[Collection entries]
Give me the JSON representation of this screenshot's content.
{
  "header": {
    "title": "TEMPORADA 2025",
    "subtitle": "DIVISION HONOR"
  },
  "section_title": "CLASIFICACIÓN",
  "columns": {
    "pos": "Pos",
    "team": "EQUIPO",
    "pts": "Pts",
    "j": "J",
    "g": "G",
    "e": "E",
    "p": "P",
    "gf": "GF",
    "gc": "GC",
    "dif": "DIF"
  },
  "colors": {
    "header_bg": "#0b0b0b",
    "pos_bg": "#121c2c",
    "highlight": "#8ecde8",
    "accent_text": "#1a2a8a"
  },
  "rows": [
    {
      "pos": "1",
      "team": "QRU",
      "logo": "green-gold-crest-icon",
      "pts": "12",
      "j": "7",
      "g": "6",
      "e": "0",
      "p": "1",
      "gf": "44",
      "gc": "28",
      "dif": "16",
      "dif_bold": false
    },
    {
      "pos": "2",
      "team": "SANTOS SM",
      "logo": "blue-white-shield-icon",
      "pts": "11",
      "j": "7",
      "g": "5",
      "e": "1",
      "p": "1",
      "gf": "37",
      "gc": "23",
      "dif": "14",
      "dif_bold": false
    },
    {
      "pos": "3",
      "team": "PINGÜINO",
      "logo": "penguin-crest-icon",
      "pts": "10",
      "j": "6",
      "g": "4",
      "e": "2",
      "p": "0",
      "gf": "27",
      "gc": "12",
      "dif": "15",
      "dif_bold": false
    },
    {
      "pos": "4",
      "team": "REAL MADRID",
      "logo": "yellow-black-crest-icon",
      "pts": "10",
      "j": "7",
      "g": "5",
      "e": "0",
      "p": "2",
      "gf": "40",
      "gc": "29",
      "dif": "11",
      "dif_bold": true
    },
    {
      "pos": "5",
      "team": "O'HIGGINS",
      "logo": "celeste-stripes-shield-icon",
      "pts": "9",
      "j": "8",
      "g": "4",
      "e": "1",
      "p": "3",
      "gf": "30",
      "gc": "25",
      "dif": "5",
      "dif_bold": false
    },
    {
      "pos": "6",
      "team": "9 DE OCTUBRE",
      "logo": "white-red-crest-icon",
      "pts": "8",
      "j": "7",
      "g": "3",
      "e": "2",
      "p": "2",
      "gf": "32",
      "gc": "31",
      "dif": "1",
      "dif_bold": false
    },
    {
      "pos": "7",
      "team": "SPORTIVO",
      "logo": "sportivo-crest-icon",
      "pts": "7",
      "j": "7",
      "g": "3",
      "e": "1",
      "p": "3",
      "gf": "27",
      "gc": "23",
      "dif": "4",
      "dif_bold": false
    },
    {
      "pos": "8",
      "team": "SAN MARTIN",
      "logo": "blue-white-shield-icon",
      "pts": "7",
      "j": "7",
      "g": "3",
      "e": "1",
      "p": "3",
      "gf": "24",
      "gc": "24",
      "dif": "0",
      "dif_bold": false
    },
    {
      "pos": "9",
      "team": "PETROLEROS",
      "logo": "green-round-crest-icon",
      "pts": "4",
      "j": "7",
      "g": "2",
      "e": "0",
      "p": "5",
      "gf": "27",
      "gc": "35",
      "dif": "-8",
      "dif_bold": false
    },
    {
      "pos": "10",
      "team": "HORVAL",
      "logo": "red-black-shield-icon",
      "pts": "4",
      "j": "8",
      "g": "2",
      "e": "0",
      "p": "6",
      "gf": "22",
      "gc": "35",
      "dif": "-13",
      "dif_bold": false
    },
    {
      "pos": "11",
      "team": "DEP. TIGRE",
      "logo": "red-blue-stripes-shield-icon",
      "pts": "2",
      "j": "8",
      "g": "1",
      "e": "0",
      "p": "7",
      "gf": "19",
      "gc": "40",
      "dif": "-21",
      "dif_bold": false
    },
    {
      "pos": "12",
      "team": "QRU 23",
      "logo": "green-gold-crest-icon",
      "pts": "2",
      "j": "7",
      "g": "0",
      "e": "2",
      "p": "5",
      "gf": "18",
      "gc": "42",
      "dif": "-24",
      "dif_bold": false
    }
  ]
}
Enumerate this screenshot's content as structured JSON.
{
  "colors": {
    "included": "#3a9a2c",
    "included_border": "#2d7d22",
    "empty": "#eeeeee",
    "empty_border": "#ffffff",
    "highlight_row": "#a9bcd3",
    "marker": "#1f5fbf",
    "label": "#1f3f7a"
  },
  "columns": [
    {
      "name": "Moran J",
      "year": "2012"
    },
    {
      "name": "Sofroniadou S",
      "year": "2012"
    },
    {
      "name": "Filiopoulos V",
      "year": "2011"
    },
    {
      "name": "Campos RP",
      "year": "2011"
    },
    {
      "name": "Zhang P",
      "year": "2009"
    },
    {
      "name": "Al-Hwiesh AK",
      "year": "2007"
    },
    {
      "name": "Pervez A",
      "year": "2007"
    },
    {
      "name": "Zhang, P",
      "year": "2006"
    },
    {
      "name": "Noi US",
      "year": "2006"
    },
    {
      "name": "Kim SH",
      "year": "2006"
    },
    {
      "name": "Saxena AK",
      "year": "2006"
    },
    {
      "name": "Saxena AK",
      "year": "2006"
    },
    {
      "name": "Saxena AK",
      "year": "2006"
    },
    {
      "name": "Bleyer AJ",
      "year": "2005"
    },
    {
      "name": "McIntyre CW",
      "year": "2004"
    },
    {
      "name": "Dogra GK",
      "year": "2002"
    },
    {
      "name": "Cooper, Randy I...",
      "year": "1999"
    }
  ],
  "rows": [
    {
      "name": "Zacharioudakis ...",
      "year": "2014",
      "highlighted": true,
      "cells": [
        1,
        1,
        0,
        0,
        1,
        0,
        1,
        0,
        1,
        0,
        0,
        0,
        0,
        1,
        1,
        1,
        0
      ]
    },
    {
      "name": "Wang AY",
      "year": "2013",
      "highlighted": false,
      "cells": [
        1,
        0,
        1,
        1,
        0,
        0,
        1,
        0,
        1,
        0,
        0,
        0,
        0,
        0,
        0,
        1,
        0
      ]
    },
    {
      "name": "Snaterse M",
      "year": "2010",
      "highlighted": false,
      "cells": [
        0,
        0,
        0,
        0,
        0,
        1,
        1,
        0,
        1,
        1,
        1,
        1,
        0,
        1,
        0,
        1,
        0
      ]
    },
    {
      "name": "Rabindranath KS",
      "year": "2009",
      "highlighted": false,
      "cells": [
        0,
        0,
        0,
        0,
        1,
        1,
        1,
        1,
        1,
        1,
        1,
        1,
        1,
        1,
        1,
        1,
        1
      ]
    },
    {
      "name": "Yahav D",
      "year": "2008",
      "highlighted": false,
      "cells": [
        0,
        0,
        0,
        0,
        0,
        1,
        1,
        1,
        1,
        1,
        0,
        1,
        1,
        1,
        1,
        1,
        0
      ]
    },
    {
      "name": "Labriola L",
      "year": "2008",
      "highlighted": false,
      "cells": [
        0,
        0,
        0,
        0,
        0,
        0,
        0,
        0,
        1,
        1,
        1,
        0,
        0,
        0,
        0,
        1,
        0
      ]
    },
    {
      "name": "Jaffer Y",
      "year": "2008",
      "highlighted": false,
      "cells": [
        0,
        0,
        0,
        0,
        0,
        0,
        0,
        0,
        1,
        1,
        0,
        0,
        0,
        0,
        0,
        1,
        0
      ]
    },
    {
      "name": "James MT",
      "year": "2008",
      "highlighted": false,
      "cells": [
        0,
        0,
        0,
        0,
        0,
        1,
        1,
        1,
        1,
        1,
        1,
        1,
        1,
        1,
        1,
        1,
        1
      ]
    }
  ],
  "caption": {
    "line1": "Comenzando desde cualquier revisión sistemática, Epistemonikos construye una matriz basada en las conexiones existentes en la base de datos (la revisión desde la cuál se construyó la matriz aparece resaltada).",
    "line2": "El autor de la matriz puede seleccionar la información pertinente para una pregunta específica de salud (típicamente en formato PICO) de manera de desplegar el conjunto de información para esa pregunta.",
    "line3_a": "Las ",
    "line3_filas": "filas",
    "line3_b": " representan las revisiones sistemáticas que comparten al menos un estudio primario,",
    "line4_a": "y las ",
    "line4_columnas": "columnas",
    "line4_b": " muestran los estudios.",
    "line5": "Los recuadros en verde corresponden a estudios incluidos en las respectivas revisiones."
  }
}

§ What you should do
Show the lines of the records that contain the word "revisiones".

§ Answer to this task
    "line3_b": " representan las revisiones sistemáticas que comparten al menos un estudio primario,",
    "line5": "Los recuadros en verde corresponden a estudios incluidos en las respectivas revisiones."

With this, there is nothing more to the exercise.